----- EXERCISE TEXT -----

Recently, we developed a new method to train deep learning models using annotation-free WSIs with a slide-level label [8]. Unlike the MIL method which needs a slicing procedure and a two-stage training, our new method is a direct end-to-end training process using undivided WSIs. Our new method performed better than MIL in classifying lung cancer (AUC: 0.9594 vs. 0.9188 for adenocarcinoma; 0.9414 vs. 0.9032 for squamous cell carcinoma) [8]. In the present study, we used this new method to train an AI model using 1963 WSIs of lymph nodes. Our algorithm performed well in identifying metastatic colorectal cancer with an AUC of 0.9967. Compared to the study detecting metastatic breast cancer in axillary lymph nodes using MIL [7], we trained an AI model to detect metastatic colorectal cancer using our new method with less training data (1963 vs. >6500 WSIs) and better performance (AUC: 0.9967 vs. 0.966). In addition, our algorithm performed well in detecting both macrometastasis (AUC = 0.9993) and micrometastasis (AUC = 0.9956).

Detection of isolated tumor cells in H&E slides is extremely challenging for pathologists. Immunohistochemical study for cytokeratin is usually needed to detect all foci of isolated tumor cells [2, 4]. Since immunohistochemical study was not performed in this study, some lymph nodes with isolated tumor cells might have been labeled negative. This could partly explain the worse performance of our model in detecting isolated tumor cells. However, since a lymph node with isolated tumor cells is considered a negative node in the AJCC staging [3], detecting isolated tumor cells is of less significance than detecting micrometastasis.

-----

REQUIRED WORK -
**1.** According to the passage on detecting lymph node metastasis, how many lymph node WSIs were used to train the AI model?
**2.** From the passage on detecting lymph node metastasis, set down word for word the part starting at "Detection of isolated" and ending at "than detecting micrometastasis.".
**3.** Using the passage on detecting lymph node metastasis, explain why detecting isolated tumor cells matters less than detecting micrometastasis.
The items have no role in this exercise.

----- DATA UNDER STUDY -----

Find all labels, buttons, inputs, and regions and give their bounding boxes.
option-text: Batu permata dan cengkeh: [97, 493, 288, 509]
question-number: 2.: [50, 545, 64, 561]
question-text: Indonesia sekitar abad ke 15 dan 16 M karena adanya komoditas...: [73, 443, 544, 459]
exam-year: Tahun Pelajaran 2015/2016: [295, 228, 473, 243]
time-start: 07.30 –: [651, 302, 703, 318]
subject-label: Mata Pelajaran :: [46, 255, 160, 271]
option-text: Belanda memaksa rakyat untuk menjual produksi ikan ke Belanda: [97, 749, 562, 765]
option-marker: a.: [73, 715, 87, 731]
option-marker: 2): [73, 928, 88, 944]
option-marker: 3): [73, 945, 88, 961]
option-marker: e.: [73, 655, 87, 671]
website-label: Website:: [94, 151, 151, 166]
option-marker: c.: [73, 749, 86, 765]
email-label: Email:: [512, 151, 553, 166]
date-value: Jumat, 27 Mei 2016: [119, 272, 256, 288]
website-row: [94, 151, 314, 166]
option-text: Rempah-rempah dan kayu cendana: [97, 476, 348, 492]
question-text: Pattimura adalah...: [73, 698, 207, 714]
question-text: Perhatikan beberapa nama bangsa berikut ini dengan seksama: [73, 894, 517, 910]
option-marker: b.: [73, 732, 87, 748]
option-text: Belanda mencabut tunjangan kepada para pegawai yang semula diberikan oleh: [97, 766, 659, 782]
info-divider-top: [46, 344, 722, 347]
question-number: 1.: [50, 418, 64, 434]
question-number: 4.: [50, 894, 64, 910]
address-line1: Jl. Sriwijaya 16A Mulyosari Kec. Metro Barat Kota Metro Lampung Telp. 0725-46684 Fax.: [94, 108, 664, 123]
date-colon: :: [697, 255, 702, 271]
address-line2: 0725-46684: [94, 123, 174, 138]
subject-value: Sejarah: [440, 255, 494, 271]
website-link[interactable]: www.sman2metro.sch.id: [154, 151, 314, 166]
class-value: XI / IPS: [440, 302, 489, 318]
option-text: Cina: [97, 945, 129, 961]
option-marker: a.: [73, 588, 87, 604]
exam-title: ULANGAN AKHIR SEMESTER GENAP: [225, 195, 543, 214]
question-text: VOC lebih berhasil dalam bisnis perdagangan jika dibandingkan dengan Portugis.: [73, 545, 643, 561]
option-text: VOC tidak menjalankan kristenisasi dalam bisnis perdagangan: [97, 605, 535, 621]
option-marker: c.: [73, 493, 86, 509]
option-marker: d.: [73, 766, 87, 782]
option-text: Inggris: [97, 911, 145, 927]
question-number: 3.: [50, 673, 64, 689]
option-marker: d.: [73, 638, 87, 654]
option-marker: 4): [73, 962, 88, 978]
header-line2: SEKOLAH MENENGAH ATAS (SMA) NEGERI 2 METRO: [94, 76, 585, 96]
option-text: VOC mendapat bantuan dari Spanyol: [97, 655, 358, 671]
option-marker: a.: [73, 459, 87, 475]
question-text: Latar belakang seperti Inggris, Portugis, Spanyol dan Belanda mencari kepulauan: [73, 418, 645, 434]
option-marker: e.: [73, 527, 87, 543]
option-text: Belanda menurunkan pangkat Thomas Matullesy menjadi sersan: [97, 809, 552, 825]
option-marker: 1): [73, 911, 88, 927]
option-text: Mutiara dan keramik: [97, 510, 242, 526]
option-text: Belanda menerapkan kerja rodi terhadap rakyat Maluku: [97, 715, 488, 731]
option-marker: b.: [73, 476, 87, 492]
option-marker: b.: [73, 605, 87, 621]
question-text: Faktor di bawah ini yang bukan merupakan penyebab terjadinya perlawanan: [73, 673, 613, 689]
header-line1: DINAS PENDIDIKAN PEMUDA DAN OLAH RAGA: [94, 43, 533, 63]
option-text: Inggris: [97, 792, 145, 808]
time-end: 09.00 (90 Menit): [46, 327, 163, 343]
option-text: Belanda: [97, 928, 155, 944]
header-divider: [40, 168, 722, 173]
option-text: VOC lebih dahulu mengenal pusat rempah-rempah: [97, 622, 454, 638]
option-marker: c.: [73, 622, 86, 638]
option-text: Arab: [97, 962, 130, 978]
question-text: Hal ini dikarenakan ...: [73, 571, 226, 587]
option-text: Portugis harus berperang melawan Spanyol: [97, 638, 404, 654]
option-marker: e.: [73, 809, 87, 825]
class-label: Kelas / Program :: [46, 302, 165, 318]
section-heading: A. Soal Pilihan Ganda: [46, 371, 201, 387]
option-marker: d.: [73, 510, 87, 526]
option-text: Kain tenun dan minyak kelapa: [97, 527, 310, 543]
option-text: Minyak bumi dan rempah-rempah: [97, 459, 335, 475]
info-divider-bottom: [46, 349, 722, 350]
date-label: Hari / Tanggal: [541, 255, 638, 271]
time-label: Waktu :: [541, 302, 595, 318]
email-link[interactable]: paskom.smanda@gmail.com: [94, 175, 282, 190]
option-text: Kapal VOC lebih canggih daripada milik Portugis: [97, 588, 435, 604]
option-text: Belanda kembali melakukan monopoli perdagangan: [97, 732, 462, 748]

-----

LIST OF SOLUTIONS -
**1.** 1963 WSIs of lymph nodes.

**2.**
Detection of isolated tumor cells in H&E slides is extremely challenging for pathologists. Immunohistochemical study for cytokeratin is usually needed to detect all foci of isolated tumor cells [2, 4]. Since immunohistochemical study was not performed in this study, some lymph nodes with isolated tumor cells might have been labeled negative. This could partly explain the worse performance of our model in detecting isolated tumor cells. However, since a lymph node with isolated tumor cells is considered a negative node in the AJCC staging [3], detecting isolated tumor cells is of less significance than detecting micrometastasis.

**3.** A lymph node with isolated tumor cells is considered a negative node in the AJCC staging. Detecting isolated tumor cells is therefore of less significance than detecting micrometastasis.